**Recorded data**

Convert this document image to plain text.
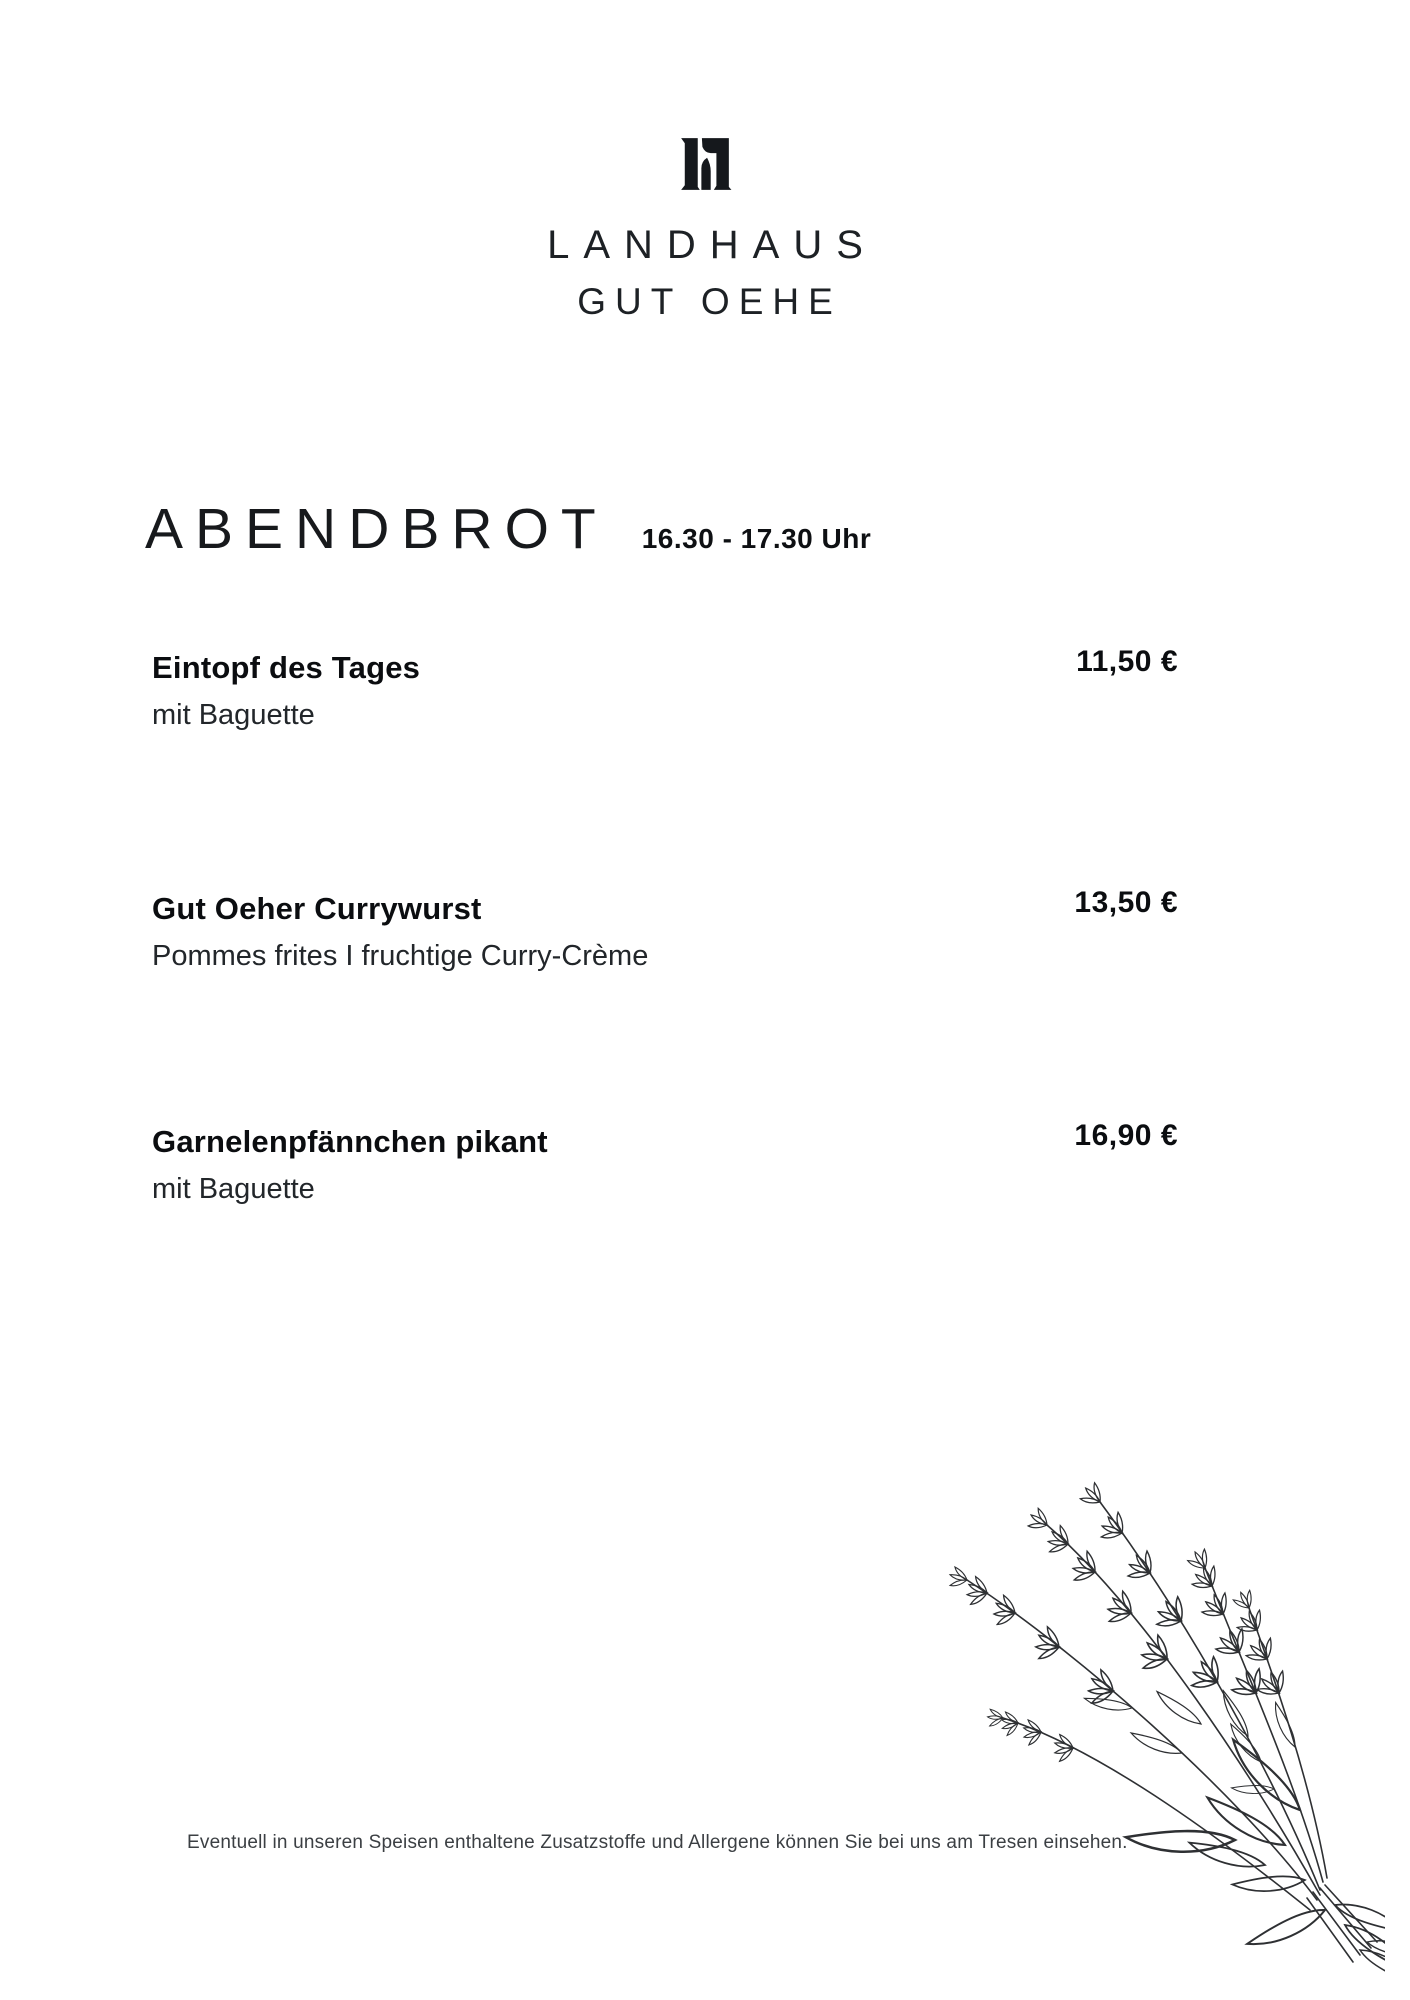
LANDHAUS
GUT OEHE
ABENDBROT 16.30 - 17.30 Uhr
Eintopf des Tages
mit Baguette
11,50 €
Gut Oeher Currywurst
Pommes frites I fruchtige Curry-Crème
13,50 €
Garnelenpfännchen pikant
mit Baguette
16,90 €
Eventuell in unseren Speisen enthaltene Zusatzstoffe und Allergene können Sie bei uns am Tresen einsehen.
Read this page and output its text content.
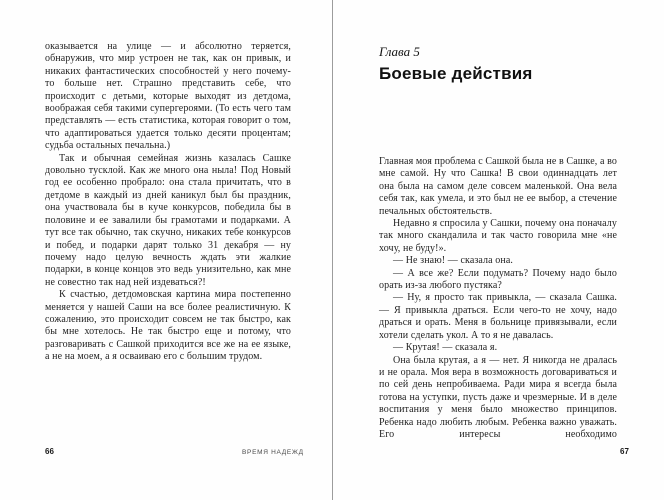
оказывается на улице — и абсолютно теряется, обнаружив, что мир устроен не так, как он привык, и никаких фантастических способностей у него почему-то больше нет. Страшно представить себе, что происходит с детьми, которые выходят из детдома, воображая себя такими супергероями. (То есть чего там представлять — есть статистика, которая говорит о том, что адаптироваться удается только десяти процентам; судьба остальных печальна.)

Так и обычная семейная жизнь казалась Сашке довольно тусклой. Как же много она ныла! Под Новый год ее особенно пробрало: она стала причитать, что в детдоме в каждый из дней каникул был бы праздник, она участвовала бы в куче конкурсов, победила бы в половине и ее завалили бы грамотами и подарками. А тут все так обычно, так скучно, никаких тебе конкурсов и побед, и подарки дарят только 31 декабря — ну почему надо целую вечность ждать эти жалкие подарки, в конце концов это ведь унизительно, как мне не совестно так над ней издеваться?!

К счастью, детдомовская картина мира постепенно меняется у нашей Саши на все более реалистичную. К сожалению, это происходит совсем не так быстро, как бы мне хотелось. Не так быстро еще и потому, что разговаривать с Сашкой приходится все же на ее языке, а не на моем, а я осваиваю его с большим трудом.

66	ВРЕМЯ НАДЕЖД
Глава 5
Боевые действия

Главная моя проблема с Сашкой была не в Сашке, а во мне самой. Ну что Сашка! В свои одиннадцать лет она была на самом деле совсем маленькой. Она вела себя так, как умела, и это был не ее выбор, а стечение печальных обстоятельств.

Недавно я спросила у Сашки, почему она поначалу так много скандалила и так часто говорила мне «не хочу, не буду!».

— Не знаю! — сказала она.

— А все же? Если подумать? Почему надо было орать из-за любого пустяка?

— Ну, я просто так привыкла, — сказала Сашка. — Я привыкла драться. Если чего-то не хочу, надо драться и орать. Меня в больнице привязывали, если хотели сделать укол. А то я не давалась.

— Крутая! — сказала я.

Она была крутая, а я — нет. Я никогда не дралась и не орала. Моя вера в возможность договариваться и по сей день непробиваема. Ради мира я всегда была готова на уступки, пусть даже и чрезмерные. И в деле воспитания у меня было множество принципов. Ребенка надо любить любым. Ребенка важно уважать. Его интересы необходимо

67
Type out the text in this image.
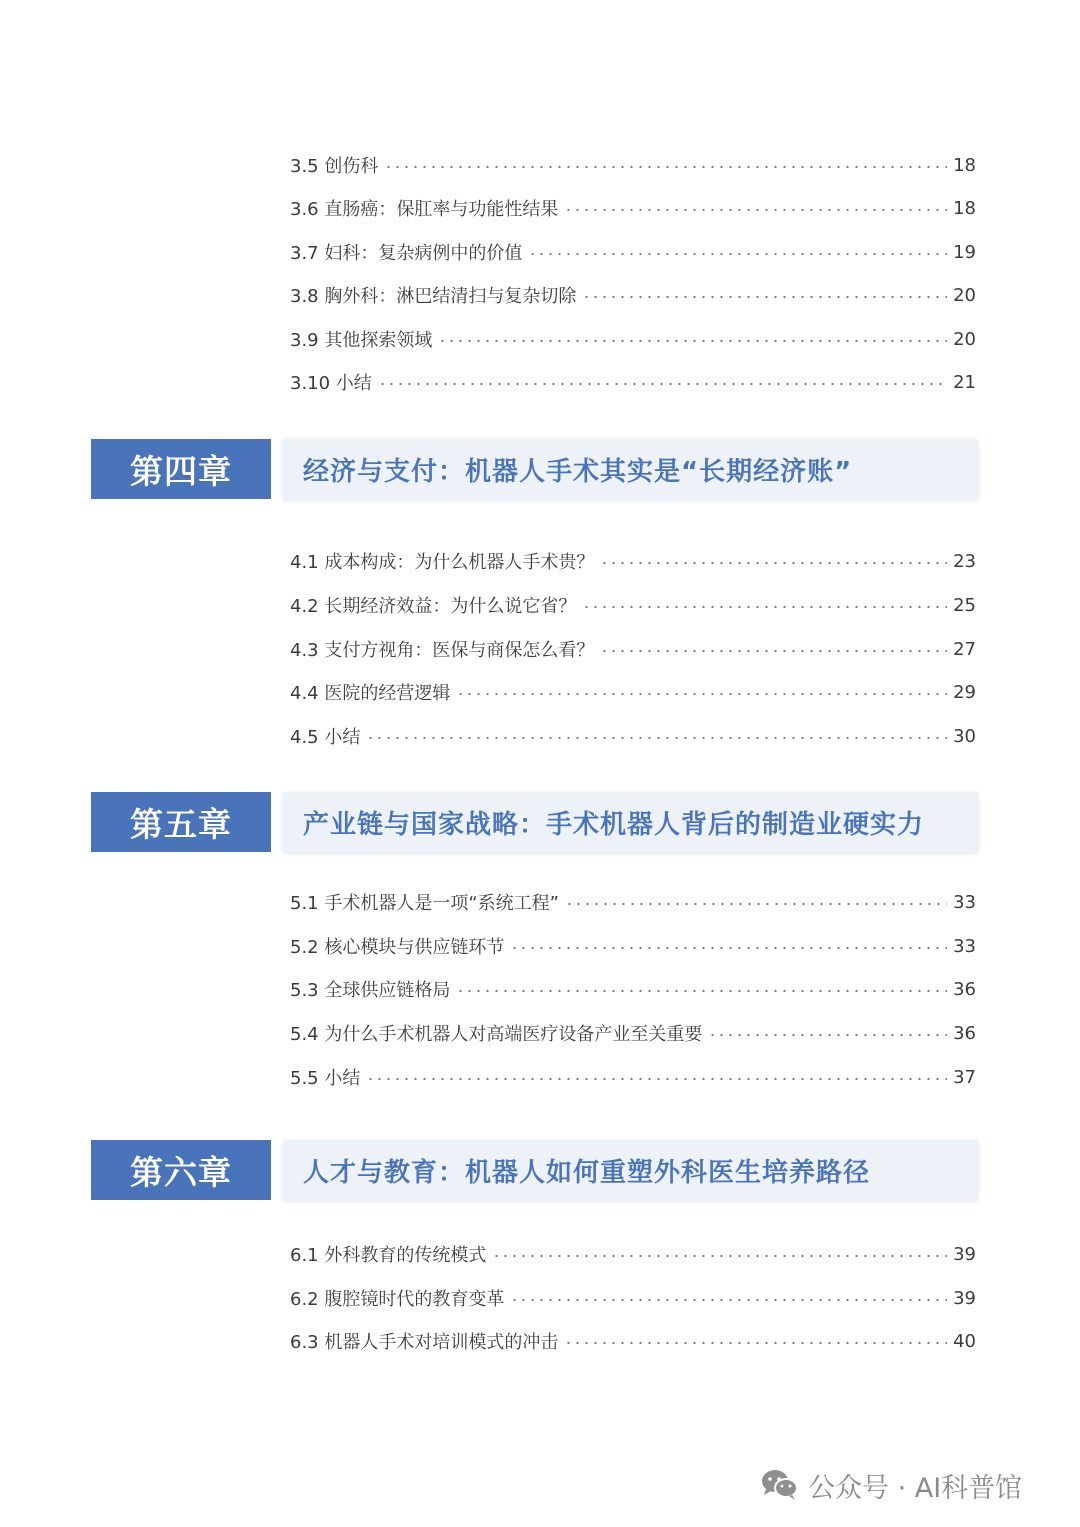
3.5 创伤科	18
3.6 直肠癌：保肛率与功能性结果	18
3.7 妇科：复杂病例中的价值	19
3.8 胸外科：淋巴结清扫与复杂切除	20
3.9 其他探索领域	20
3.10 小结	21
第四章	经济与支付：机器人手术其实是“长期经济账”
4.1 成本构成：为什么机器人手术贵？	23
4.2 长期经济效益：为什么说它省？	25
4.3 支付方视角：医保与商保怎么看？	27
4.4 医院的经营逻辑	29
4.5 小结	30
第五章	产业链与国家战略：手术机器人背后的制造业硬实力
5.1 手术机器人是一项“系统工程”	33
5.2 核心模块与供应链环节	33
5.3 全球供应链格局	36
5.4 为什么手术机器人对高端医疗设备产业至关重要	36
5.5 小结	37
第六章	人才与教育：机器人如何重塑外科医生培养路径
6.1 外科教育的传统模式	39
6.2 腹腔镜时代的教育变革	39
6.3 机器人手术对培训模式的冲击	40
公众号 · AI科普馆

**Stated task**
Scan the lines for the string "себя". Pick out every line that has it.

**Exercise solution**
оказывается на улице — и абсолютно теряется, обнаружив, что мир устроен не так, как он привык, и никаких фантастических способностей у него почему-то больше нет. Страшно представить себе, что происходит с детьми, которые выходят из детдома, воображая себя такими супергероями. (То есть чего там представлять — есть статистика, которая говорит о том, что адаптироваться удается только десяти процентам; судьба остальных печальна.)
Главная моя проблема с Сашкой была не в Сашке, а во мне самой. Ну что Сашка! В свои одиннадцать лет она была на самом деле совсем маленькой. Она вела себя так, как умела, и это был не ее выбор, а стечение печальных обстоятельств.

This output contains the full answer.